» **ENTRIES**
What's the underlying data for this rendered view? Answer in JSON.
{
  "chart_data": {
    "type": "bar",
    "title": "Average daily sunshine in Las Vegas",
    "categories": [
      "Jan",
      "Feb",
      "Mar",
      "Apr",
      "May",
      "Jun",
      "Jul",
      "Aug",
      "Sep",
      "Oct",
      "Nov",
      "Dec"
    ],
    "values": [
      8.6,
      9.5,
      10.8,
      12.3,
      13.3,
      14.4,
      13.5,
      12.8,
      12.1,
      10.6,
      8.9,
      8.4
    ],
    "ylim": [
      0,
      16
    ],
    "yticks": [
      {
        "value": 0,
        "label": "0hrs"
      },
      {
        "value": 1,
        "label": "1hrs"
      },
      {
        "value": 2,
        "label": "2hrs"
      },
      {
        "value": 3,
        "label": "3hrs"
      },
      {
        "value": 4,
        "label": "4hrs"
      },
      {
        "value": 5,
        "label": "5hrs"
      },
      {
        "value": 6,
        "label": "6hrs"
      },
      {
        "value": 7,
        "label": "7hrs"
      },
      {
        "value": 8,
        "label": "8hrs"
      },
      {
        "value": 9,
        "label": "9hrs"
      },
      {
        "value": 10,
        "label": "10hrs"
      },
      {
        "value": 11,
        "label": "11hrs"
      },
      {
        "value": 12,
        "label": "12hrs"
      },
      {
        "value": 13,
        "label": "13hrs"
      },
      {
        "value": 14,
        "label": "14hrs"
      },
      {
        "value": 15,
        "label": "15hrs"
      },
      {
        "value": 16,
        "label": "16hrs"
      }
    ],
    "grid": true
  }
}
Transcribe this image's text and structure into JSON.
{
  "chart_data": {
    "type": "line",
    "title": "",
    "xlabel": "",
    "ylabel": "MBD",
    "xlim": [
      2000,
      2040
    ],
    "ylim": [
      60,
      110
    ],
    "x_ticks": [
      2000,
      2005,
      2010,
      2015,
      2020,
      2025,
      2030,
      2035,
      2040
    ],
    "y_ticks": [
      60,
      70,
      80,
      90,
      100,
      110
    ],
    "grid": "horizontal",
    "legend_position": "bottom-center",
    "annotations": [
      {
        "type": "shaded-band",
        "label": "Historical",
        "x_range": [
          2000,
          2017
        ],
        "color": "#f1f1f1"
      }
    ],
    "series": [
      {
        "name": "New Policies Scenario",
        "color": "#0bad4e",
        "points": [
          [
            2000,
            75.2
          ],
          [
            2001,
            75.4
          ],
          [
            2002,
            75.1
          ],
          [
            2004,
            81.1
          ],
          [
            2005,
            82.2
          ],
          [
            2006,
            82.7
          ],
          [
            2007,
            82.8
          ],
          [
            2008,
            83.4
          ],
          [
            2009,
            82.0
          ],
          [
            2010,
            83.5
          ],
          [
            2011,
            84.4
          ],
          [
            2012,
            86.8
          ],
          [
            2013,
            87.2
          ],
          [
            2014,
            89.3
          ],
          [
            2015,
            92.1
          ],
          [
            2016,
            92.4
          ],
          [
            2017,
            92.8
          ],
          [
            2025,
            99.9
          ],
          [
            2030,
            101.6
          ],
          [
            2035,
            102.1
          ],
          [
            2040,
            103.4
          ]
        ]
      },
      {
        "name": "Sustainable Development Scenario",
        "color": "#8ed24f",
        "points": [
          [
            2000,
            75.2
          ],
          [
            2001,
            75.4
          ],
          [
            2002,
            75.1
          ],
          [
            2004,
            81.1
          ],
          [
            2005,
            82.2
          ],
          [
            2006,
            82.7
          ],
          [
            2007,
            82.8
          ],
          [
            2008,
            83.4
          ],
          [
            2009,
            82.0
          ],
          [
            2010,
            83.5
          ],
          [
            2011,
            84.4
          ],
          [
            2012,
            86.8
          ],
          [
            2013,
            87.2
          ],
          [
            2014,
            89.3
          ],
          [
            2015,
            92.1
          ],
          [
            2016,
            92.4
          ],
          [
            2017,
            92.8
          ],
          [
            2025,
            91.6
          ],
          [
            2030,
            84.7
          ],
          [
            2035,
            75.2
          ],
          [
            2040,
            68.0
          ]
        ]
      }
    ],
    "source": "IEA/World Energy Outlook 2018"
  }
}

» **WRITTEN PROBLEM**
Extract all of the data shown above without alteration.

» **ANSWER BELOW**
What's the underlying data for this rendered view? Answer in JSON.
{
  "chart_data": {
    "type": "bar",
    "title": "Average daily sunshine in Las Vegas",
    "categories": [
      "Jan",
      "Feb",
      "Mar",
      "Apr",
      "May",
      "Jun",
      "Jul",
      "Aug",
      "Sep",
      "Oct",
      "Nov",
      "Dec"
    ],
    "values": [
      8.6,
      9.5,
      10.8,
      12.3,
      13.3,
      14.4,
      13.5,
      12.8,
      12.1,
      10.6,
      8.9,
      8.4
    ],
    "ylim": [
      0,
      16
    ],
    "yticks": [
      {
        "value": 0,
        "label": "0hrs"
      },
      {
        "value": 1,
        "label": "1hrs"
      },
      {
        "value": 2,
        "label": "2hrs"
      },
      {
        "value": 3,
        "label": "3hrs"
      },
      {
        "value": 4,
        "label": "4hrs"
      },
      {
        "value": 5,
        "label": "5hrs"
      },
      {
        "value": 6,
        "label": "6hrs"
      },
      {
        "value": 7,
        "label": "7hrs"
      },
      {
        "value": 8,
        "label": "8hrs"
      },
      {
        "value": 9,
        "label": "9hrs"
      },
      {
        "value": 10,
        "label": "10hrs"
      },
      {
        "value": 11,
        "label": "11hrs"
      },
      {
        "value": 12,
        "label": "12hrs"
      },
      {
        "value": 13,
        "label": "13hrs"
      },
      {
        "value": 14,
        "label": "14hrs"
      },
      {
        "value": 15,
        "label": "15hrs"
      },
      {
        "value": 16,
        "label": "16hrs"
      }
    ],
    "grid": true
  }
}
Transcribe this image's text and structure into JSON.
{
  "chart_data": {
    "type": "line",
    "title": "",
    "xlabel": "",
    "ylabel": "MBD",
    "xlim": [
      2000,
      2040
    ],
    "ylim": [
      60,
      110
    ],
    "x_ticks": [
      2000,
      2005,
      2010,
      2015,
      2020,
      2025,
      2030,
      2035,
      2040
    ],
    "y_ticks": [
      60,
      70,
      80,
      90,
      100,
      110
    ],
    "grid": "horizontal",
    "legend_position": "bottom-center",
    "annotations": [
      {
        "type": "shaded-band",
        "label": "Historical",
        "x_range": [
          2000,
          2017
        ],
        "color": "#f1f1f1"
      }
    ],
    "series": [
      {
        "name": "New Policies Scenario",
        "color": "#0bad4e",
        "points": [
          [
            2000,
            75.2
          ],
          [
            2001,
            75.4
          ],
          [
            2002,
            75.1
          ],
          [
            2004,
            81.1
          ],
          [
            2005,
            82.2
          ],
          [
            2006,
            82.7
          ],
          [
            2007,
            82.8
          ],
          [
            2008,
            83.4
          ],
          [
            2009,
            82.0
          ],
          [
            2010,
            83.5
          ],
          [
            2011,
            84.4
          ],
          [
            2012,
            86.8
          ],
          [
            2013,
            87.2
          ],
          [
            2014,
            89.3
          ],
          [
            2015,
            92.1
          ],
          [
            2016,
            92.4
          ],
          [
            2017,
            92.8
          ],
          [
            2025,
            99.9
          ],
          [
            2030,
            101.6
          ],
          [
            2035,
            102.1
          ],
          [
            2040,
            103.4
          ]
        ]
      },
      {
        "name": "Sustainable Development Scenario",
        "color": "#8ed24f",
        "points": [
          [
            2000,
            75.2
          ],
          [
            2001,
            75.4
          ],
          [
            2002,
            75.1
          ],
          [
            2004,
            81.1
          ],
          [
            2005,
            82.2
          ],
          [
            2006,
            82.7
          ],
          [
            2007,
            82.8
          ],
          [
            2008,
            83.4
          ],
          [
            2009,
            82.0
          ],
          [
            2010,
            83.5
          ],
          [
            2011,
            84.4
          ],
          [
            2012,
            86.8
          ],
          [
            2013,
            87.2
          ],
          [
            2014,
            89.3
          ],
          [
            2015,
            92.1
          ],
          [
            2016,
            92.4
          ],
          [
            2017,
            92.8
          ],
          [
            2025,
            91.6
          ],
          [
            2030,
            84.7
          ],
          [
            2035,
            75.2
          ],
          [
            2040,
            68.0
          ]
        ]
      }
    ],
    "source": "IEA/World Energy Outlook 2018"
  }
}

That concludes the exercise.